- [DATASET RECORDS]
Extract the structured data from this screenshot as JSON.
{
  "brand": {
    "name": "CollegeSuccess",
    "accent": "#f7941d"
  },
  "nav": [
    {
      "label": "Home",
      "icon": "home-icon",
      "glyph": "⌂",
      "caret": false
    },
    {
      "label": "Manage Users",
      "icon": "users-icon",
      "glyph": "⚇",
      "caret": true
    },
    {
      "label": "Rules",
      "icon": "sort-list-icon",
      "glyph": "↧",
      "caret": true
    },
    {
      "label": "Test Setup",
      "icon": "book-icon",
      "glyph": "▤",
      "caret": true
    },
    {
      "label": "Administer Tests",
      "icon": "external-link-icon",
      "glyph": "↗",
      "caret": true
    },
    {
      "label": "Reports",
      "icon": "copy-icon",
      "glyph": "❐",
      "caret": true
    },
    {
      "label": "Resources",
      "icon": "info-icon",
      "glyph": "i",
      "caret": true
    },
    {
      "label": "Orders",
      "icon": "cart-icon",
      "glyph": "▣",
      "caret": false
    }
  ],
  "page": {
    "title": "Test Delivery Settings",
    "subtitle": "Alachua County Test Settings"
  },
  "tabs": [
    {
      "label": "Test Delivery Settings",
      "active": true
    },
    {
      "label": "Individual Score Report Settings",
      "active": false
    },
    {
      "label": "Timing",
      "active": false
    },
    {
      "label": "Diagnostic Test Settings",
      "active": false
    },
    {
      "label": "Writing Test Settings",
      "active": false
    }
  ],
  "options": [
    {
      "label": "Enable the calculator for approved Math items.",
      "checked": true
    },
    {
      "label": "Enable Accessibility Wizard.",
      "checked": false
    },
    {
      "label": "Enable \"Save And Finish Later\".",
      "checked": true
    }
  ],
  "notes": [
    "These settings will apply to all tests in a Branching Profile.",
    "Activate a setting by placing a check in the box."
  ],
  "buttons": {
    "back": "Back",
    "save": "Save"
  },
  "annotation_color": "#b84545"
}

- [PROBLEM STATEMENT] Print the complete listing again, exactly as it stands.

- [OUTPUT BELOW]
Extract the structured data from this screenshot as JSON.
{
  "brand": {
    "name": "CollegeSuccess",
    "accent": "#f7941d"
  },
  "nav": [
    {
      "label": "Home",
      "icon": "home-icon",
      "glyph": "⌂",
      "caret": false
    },
    {
      "label": "Manage Users",
      "icon": "users-icon",
      "glyph": "⚇",
      "caret": true
    },
    {
      "label": "Rules",
      "icon": "sort-list-icon",
      "glyph": "↧",
      "caret": true
    },
    {
      "label": "Test Setup",
      "icon": "book-icon",
      "glyph": "▤",
      "caret": true
    },
    {
      "label": "Administer Tests",
      "icon": "external-link-icon",
      "glyph": "↗",
      "caret": true
    },
    {
      "label": "Reports",
      "icon": "copy-icon",
      "glyph": "❐",
      "caret": true
    },
    {
      "label": "Resources",
      "icon": "info-icon",
      "glyph": "i",
      "caret": true
    },
    {
      "label": "Orders",
      "icon": "cart-icon",
      "glyph": "▣",
      "caret": false
    }
  ],
  "page": {
    "title": "Test Delivery Settings",
    "subtitle": "Alachua County Test Settings"
  },
  "tabs": [
    {
      "label": "Test Delivery Settings",
      "active": true
    },
    {
      "label": "Individual Score Report Settings",
      "active": false
    },
    {
      "label": "Timing",
      "active": false
    },
    {
      "label": "Diagnostic Test Settings",
      "active": false
    },
    {
      "label": "Writing Test Settings",
      "active": false
    }
  ],
  "options": [
    {
      "label": "Enable the calculator for approved Math items.",
      "checked": true
    },
    {
      "label": "Enable Accessibility Wizard.",
      "checked": false
    },
    {
      "label": "Enable \"Save And Finish Later\".",
      "checked": true
    }
  ],
  "notes": [
    "These settings will apply to all tests in a Branching Profile.",
    "Activate a setting by placing a check in the box."
  ],
  "buttons": {
    "back": "Back",
    "save": "Save"
  },
  "annotation_color": "#b84545"
}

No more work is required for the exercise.